*Set task*: Scan the records for the word "this". Copy each line that includes it.
-- START --
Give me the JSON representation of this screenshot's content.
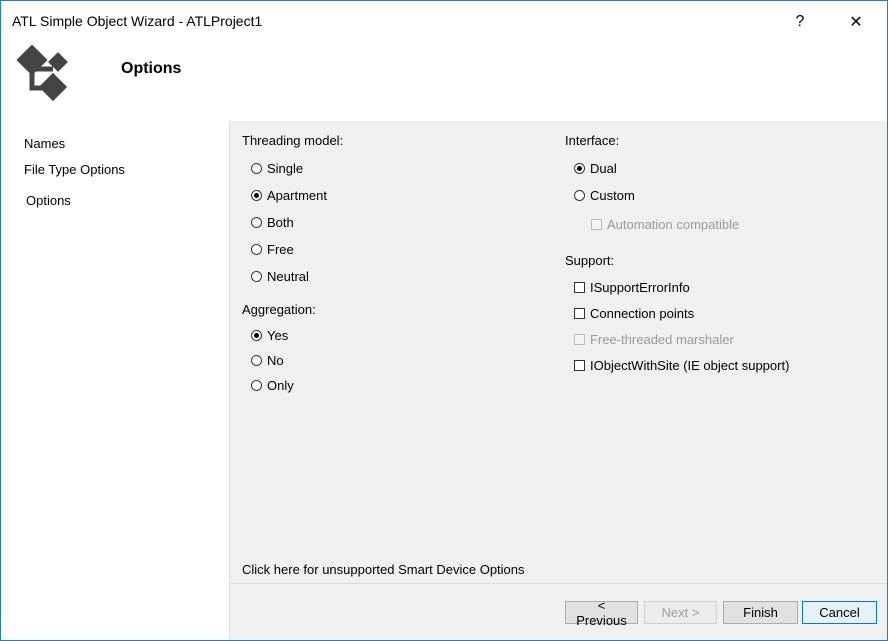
{
  "window": {
    "title": "ATL Simple Object Wizard - ATLProject1",
    "help_label": "?",
    "close_label": "✕"
  },
  "header": {
    "heading": "Options",
    "logo_icon": "atl-wizard-icon"
  },
  "nav": {
    "items": [
      {
        "label": "Names",
        "selected": false
      },
      {
        "label": "File Type Options",
        "selected": false
      },
      {
        "label": "Options",
        "selected": true
      }
    ]
  },
  "threading": {
    "label": "Threading model:",
    "options": [
      {
        "label": "Single",
        "checked": false
      },
      {
        "label": "Apartment",
        "checked": true
      },
      {
        "label": "Both",
        "checked": false
      },
      {
        "label": "Free",
        "checked": false
      },
      {
        "label": "Neutral",
        "checked": false
      }
    ]
  },
  "aggregation": {
    "label": "Aggregation:",
    "options": [
      {
        "label": "Yes",
        "checked": true
      },
      {
        "label": "No",
        "checked": false
      },
      {
        "label": "Only",
        "checked": false
      }
    ]
  },
  "interface": {
    "label": "Interface:",
    "options": [
      {
        "label": "Dual",
        "checked": true
      },
      {
        "label": "Custom",
        "checked": false
      }
    ],
    "automation_label": "Automation compatible"
  },
  "support": {
    "label": "Support:",
    "options": [
      {
        "label": "ISupportErrorInfo",
        "checked": false,
        "enabled": true
      },
      {
        "label": "Connection points",
        "checked": false,
        "enabled": true
      },
      {
        "label": "Free-threaded marshaler",
        "checked": false,
        "enabled": false
      },
      {
        "label": "IObjectWithSite (IE object support)",
        "checked": false,
        "enabled": true
      }
    ]
  },
  "smart_device_link": "Click here for unsupported Smart Device Options",
  "buttons": {
    "previous": "< Previous",
    "next": "Next >",
    "finish": "Finish",
    "cancel": "Cancel"
  },
  "colors": {
    "window_border": "#2b79c9",
    "panel_bg": "#f0f0f0",
    "accent": "#0078d7"
  }
}
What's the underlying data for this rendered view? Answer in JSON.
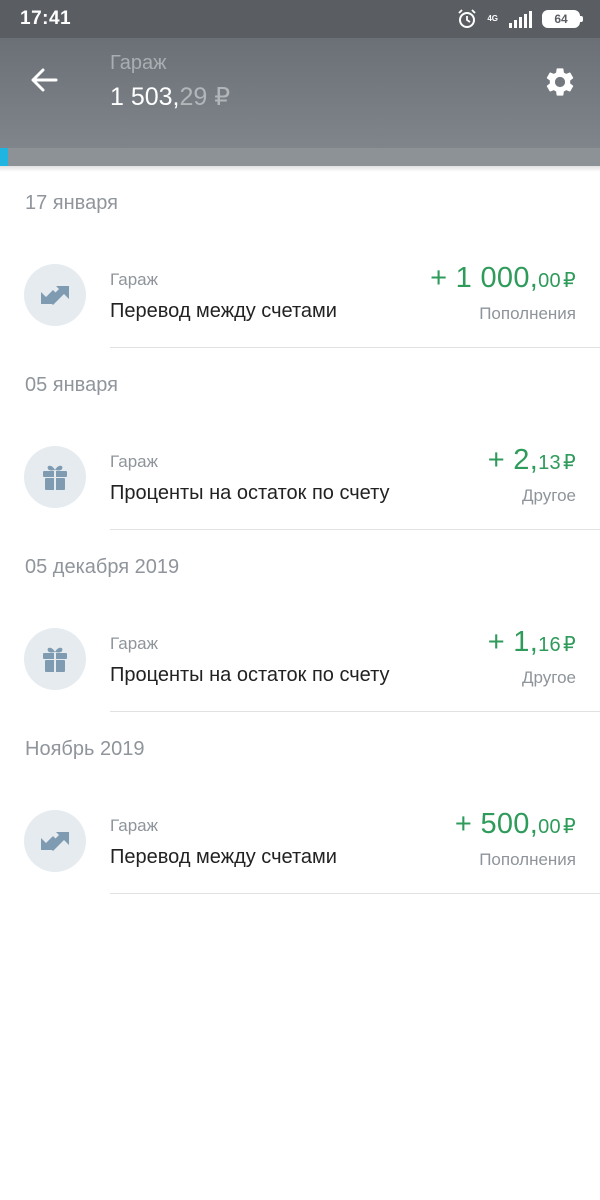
{
  "status_bar": {
    "time": "17:41",
    "network": "4G",
    "battery": "64"
  },
  "header": {
    "account_name": "Гараж",
    "balance_main": "1 503,",
    "balance_cents": "29 ₽",
    "progress_fraction": 0.013
  },
  "colors": {
    "income_green": "#2e9b5b",
    "header_gray": "#6b7076",
    "progress_blue": "#1fb5e0",
    "icon_bg": "#e6ebf0"
  },
  "groups": [
    {
      "date": "17 января",
      "items": [
        {
          "icon": "transfer-icon",
          "account": "Гараж",
          "title": "Перевод между счетами",
          "amount_main": "+ 1 000,",
          "amount_cents": "00",
          "currency": "₽",
          "category": "Пополнения"
        }
      ]
    },
    {
      "date": "05 января",
      "items": [
        {
          "icon": "gift-icon",
          "account": "Гараж",
          "title": "Проценты на остаток по счету",
          "amount_main": "+ 2,",
          "amount_cents": "13",
          "currency": "₽",
          "category": "Другое"
        }
      ]
    },
    {
      "date": "05 декабря 2019",
      "items": [
        {
          "icon": "gift-icon",
          "account": "Гараж",
          "title": "Проценты на остаток по счету",
          "amount_main": "+ 1,",
          "amount_cents": "16",
          "currency": "₽",
          "category": "Другое"
        }
      ]
    },
    {
      "date": "Ноябрь 2019",
      "items": [
        {
          "icon": "transfer-icon",
          "account": "Гараж",
          "title": "Перевод между счетами",
          "amount_main": "+ 500,",
          "amount_cents": "00",
          "currency": "₽",
          "category": "Пополнения"
        }
      ]
    }
  ]
}
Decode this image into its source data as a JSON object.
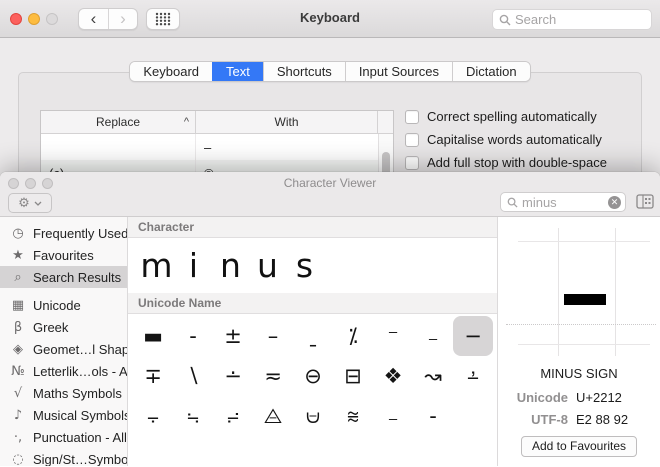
{
  "keyboard_window": {
    "title": "Keyboard",
    "search": {
      "placeholder": "Search"
    },
    "tabs": [
      "Keyboard",
      "Text",
      "Shortcuts",
      "Input Sources",
      "Dictation"
    ],
    "selected_tab": "Text",
    "table": {
      "columns": [
        "Replace",
        "With"
      ],
      "sort_column": "Replace",
      "sort_indicator": "^",
      "rows": [
        {
          "replace": "",
          "with": "–"
        },
        {
          "replace": "(c)",
          "with": "©"
        }
      ]
    },
    "checkboxes": [
      {
        "label": "Correct spelling automatically",
        "checked": false
      },
      {
        "label": "Capitalise words automatically",
        "checked": false
      },
      {
        "label": "Add full stop with double-space",
        "checked": false
      }
    ]
  },
  "character_viewer": {
    "title": "Character Viewer",
    "search": {
      "value": "minus"
    },
    "sidebar": {
      "groups": [
        {
          "items": [
            {
              "icon": "◷",
              "icon_name": "clock-icon",
              "label": "Frequently Used",
              "selected": false
            },
            {
              "icon": "★",
              "icon_name": "star-icon",
              "label": "Favourites",
              "selected": false
            },
            {
              "icon": "⌕",
              "icon_name": "magnifier-icon",
              "label": "Search Results",
              "selected": true
            }
          ]
        },
        {
          "items": [
            {
              "icon": "▦",
              "icon_name": "unicode-grid-icon",
              "label": "Unicode",
              "selected": false
            },
            {
              "icon": "β",
              "icon_name": "greek-beta-icon",
              "label": "Greek",
              "selected": false
            },
            {
              "icon": "◈",
              "icon_name": "diamond-icon",
              "label": "Geomet…l Shapes",
              "selected": false
            },
            {
              "icon": "№",
              "icon_name": "numero-icon",
              "label": "Letterlik…ols - All",
              "selected": false
            },
            {
              "icon": "√",
              "icon_name": "radical-icon",
              "label": "Maths Symbols",
              "selected": false
            },
            {
              "icon": "♪",
              "icon_name": "music-note-icon",
              "label": "Musical Symbols",
              "selected": false
            },
            {
              "icon": "·,",
              "icon_name": "punctuation-icon",
              "label": "Punctuation - All",
              "selected": false
            },
            {
              "icon": "◌",
              "icon_name": "dotted-circle-icon",
              "label": "Sign/St…Symbols",
              "selected": false
            }
          ]
        }
      ]
    },
    "sections": {
      "character": "Character",
      "unicode_name": "Unicode Name"
    },
    "character_results": [
      "m",
      "i",
      "n",
      "u",
      "s"
    ],
    "symbol_grid": {
      "rows": [
        [
          "▬",
          "-",
          "±",
          "–",
          "ˍ",
          "⁒",
          "⁻",
          "₋",
          "−"
        ],
        [
          "∓",
          "∖",
          "∸",
          "≂",
          "⊖",
          "⊟",
          "❖",
          "↝",
          "⨩"
        ],
        [
          "⨪",
          "⨫",
          "⨬",
          "⨺",
          "⩁",
          "⩬",
          "₋",
          "-"
        ]
      ],
      "selected": {
        "row": 0,
        "col": 8,
        "glyph": "−"
      }
    },
    "detail": {
      "name": "MINUS SIGN",
      "info": [
        {
          "label": "Unicode",
          "value": "U+2212"
        },
        {
          "label": "UTF-8",
          "value": "E2 88 92"
        }
      ],
      "add_button": "Add to Favourites"
    }
  },
  "colors": {
    "accent_blue": "#3478f6",
    "selection_gray": "#d5d3d4",
    "chrome_gray": "#ebe9ea"
  }
}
-- END --
*Written reply*:
Give me the JSON representation of this screenshot's content.
What's the underlying data for this rendered view? Answer in JSON.
Decode this image into its source data as a JSON object.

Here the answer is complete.